Task requirements:
Retype each line exactly. Skip images.

[Extracted records]
□ □ □ □ □

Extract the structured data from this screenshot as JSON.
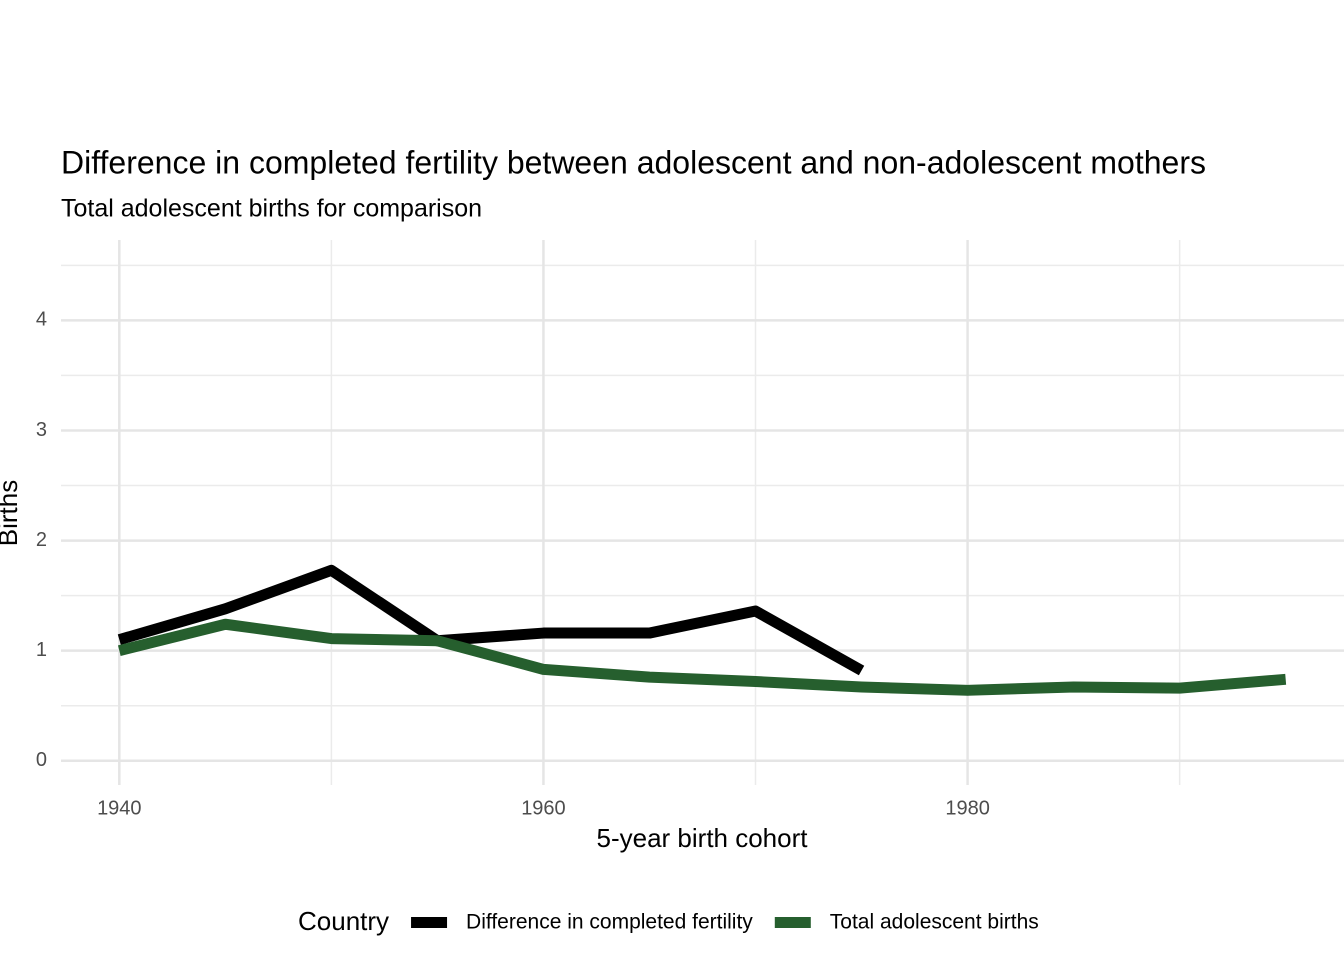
{
  "chart_data": {
    "type": "line",
    "title": "Difference in completed fertility between adolescent and non-adolescent mothers",
    "subtitle": "Total adolescent births for comparison",
    "x_label": "5-year birth cohort",
    "y_label": "Births",
    "legend_title": "Country",
    "legend_position": "bottom",
    "x": [
      1940,
      1945,
      1950,
      1955,
      1960,
      1965,
      1970,
      1975,
      1980,
      1985,
      1990,
      1995
    ],
    "series": [
      {
        "name": "Difference in completed fertility",
        "color": "#000000",
        "values": [
          1.1,
          1.38,
          1.73,
          1.09,
          1.16,
          1.16,
          1.36,
          0.82,
          null,
          null,
          null,
          null
        ]
      },
      {
        "name": "Total adolescent births",
        "color": "#265f2e",
        "values": [
          1.0,
          1.24,
          1.11,
          1.09,
          0.83,
          0.76,
          0.72,
          0.67,
          0.64,
          0.67,
          0.66,
          0.74
        ]
      }
    ],
    "xlim": [
      1937.25,
      1997.75
    ],
    "ylim": [
      -0.22,
      4.73
    ],
    "xticks": [
      1940,
      1960,
      1980
    ],
    "yticks": [
      0,
      1,
      2,
      3,
      4
    ],
    "minor_xticks": [
      1950,
      1970,
      1990
    ],
    "minor_yticks": [
      0.5,
      1.5,
      2.5,
      3.5,
      4.5
    ],
    "grid": true
  }
}
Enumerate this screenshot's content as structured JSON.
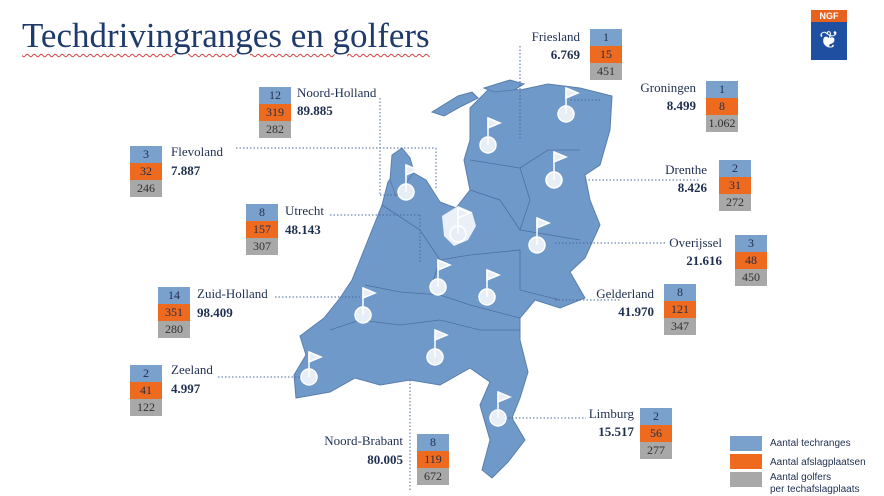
{
  "title": "Techdrivingranges en golfers",
  "logo": {
    "text": "NGF",
    "icon": "lion-shield-icon"
  },
  "colors": {
    "techranges": "#7aa0cc",
    "afslagplaatsen": "#ee6a1e",
    "golfers": "#a8a8a8",
    "map": "#6f99c9",
    "title": "#1f3b6b"
  },
  "provinces": [
    {
      "name": "Friesland",
      "total": "6.769",
      "ranges": "1",
      "bays": "15",
      "golfers": "451"
    },
    {
      "name": "Groningen",
      "total": "8.499",
      "ranges": "1",
      "bays": "8",
      "golfers": "1.062"
    },
    {
      "name": "Noord-Holland",
      "total": "89.885",
      "ranges": "12",
      "bays": "319",
      "golfers": "282"
    },
    {
      "name": "Flevoland",
      "total": "7.887",
      "ranges": "3",
      "bays": "32",
      "golfers": "246"
    },
    {
      "name": "Drenthe",
      "total": "8.426",
      "ranges": "2",
      "bays": "31",
      "golfers": "272"
    },
    {
      "name": "Utrecht",
      "total": "48.143",
      "ranges": "8",
      "bays": "157",
      "golfers": "307"
    },
    {
      "name": "Overijssel",
      "total": "21.616",
      "ranges": "3",
      "bays": "48",
      "golfers": "450"
    },
    {
      "name": "Zuid-Holland",
      "total": "98.409",
      "ranges": "14",
      "bays": "351",
      "golfers": "280"
    },
    {
      "name": "Gelderland",
      "total": "41.970",
      "ranges": "8",
      "bays": "121",
      "golfers": "347"
    },
    {
      "name": "Zeeland",
      "total": "4.997",
      "ranges": "2",
      "bays": "41",
      "golfers": "122"
    },
    {
      "name": "Limburg",
      "total": "15.517",
      "ranges": "2",
      "bays": "56",
      "golfers": "277"
    },
    {
      "name": "Noord-Brabant",
      "total": "80.005",
      "ranges": "8",
      "bays": "119",
      "golfers": "672"
    }
  ],
  "legend": {
    "techranges": "Aantal techranges",
    "afslagplaatsen": "Aantal afslagplaatsen",
    "golfers_line1": "Aantal golfers",
    "golfers_line2": "per techafslagplaats"
  }
}
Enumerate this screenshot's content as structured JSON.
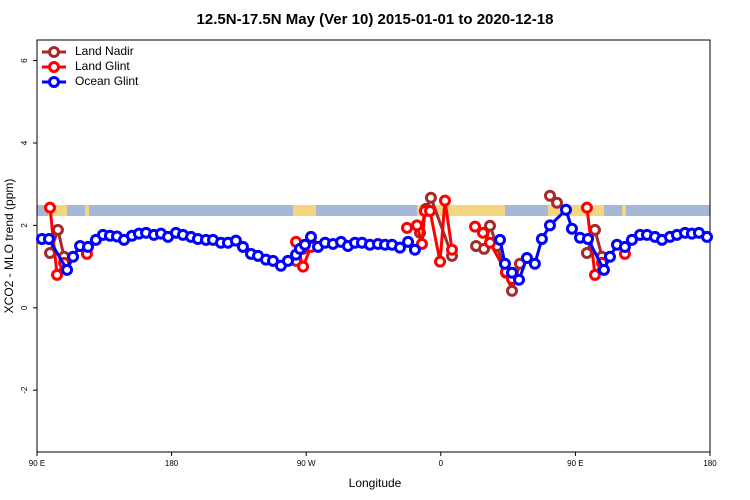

□ □ □ □ □

Result:
Extract the structured data from this screenshot as JSON.
{
  "chart_data": {
    "type": "line",
    "title": "Difference in completed fertility between adolescent and non-adolescent mothers",
    "subtitle": "Total adolescent births for comparison",
    "x_label": "5-year birth cohort",
    "y_label": "Births",
    "legend_title": "Country",
    "legend_position": "bottom",
    "x": [
      1940,
      1945,
      1950,
      1955,
      1960,
      1965,
      1970,
      1975,
      1980,
      1985,
      1990,
      1995
    ],
    "series": [
      {
        "name": "Difference in completed fertility",
        "color": "#000000",
        "values": [
          1.1,
          1.38,
          1.73,
          1.09,
          1.16,
          1.16,
          1.36,
          0.82,
          null,
          null,
          null,
          null
        ]
      },
      {
        "name": "Total adolescent births",
        "color": "#265f2e",
        "values": [
          1.0,
          1.24,
          1.11,
          1.09,
          0.83,
          0.76,
          0.72,
          0.67,
          0.64,
          0.67,
          0.66,
          0.74
        ]
      }
    ],
    "xlim": [
      1937.25,
      1997.75
    ],
    "ylim": [
      -0.22,
      4.73
    ],
    "xticks": [
      1940,
      1960,
      1980
    ],
    "yticks": [
      0,
      1,
      2,
      3,
      4
    ],
    "minor_xticks": [
      1950,
      1970,
      1990
    ],
    "minor_yticks": [
      0.5,
      1.5,
      2.5,
      3.5,
      4.5
    ],
    "grid": true
  }
}
Enumerate this screenshot's content as structured JSON.
{
  "title": "Techdrivingranges en golfers",
  "logo": {
    "text": "NGF",
    "icon": "lion-shield-icon"
  },
  "colors": {
    "techranges": "#7aa0cc",
    "afslagplaatsen": "#ee6a1e",
    "golfers": "#a8a8a8",
    "map": "#6f99c9",
    "title": "#1f3b6b"
  },
  "provinces": [
    {
      "name": "Friesland",
      "total": "6.769",
      "ranges": "1",
      "bays": "15",
      "golfers": "451"
    },
    {
      "name": "Groningen",
      "total": "8.499",
      "ranges": "1",
      "bays": "8",
      "golfers": "1.062"
    },
    {
      "name": "Noord-Holland",
      "total": "89.885",
      "ranges": "12",
      "bays": "319",
      "golfers": "282"
    },
    {
      "name": "Flevoland",
      "total": "7.887",
      "ranges": "3",
      "bays": "32",
      "golfers": "246"
    },
    {
      "name": "Drenthe",
      "total": "8.426",
      "ranges": "2",
      "bays": "31",
      "golfers": "272"
    },
    {
      "name": "Utrecht",
      "total": "48.143",
      "ranges": "8",
      "bays": "157",
      "golfers": "307"
    },
    {
      "name": "Overijssel",
      "total": "21.616",
      "ranges": "3",
      "bays": "48",
      "golfers": "450"
    },
    {
      "name": "Zuid-Holland",
      "total": "98.409",
      "ranges": "14",
      "bays": "351",
      "golfers": "280"
    },
    {
      "name": "Gelderland",
      "total": "41.970",
      "ranges": "8",
      "bays": "121",
      "golfers": "347"
    },
    {
      "name": "Zeeland",
      "total": "4.997",
      "ranges": "2",
      "bays": "41",
      "golfers": "122"
    },
    {
      "name": "Limburg",
      "total": "15.517",
      "ranges": "2",
      "bays": "56",
      "golfers": "277"
    },
    {
      "name": "Noord-Brabant",
      "total": "80.005",
      "ranges": "8",
      "bays": "119",
      "golfers": "672"
    }
  ],
  "legend": {
    "techranges": "Aantal techranges",
    "afslagplaatsen": "Aantal afslagplaatsen",
    "golfers_line1": "Aantal golfers",
    "golfers_line2": "per techafslagplaats"
  }
}
Enumerate this screenshot's content as structured JSON.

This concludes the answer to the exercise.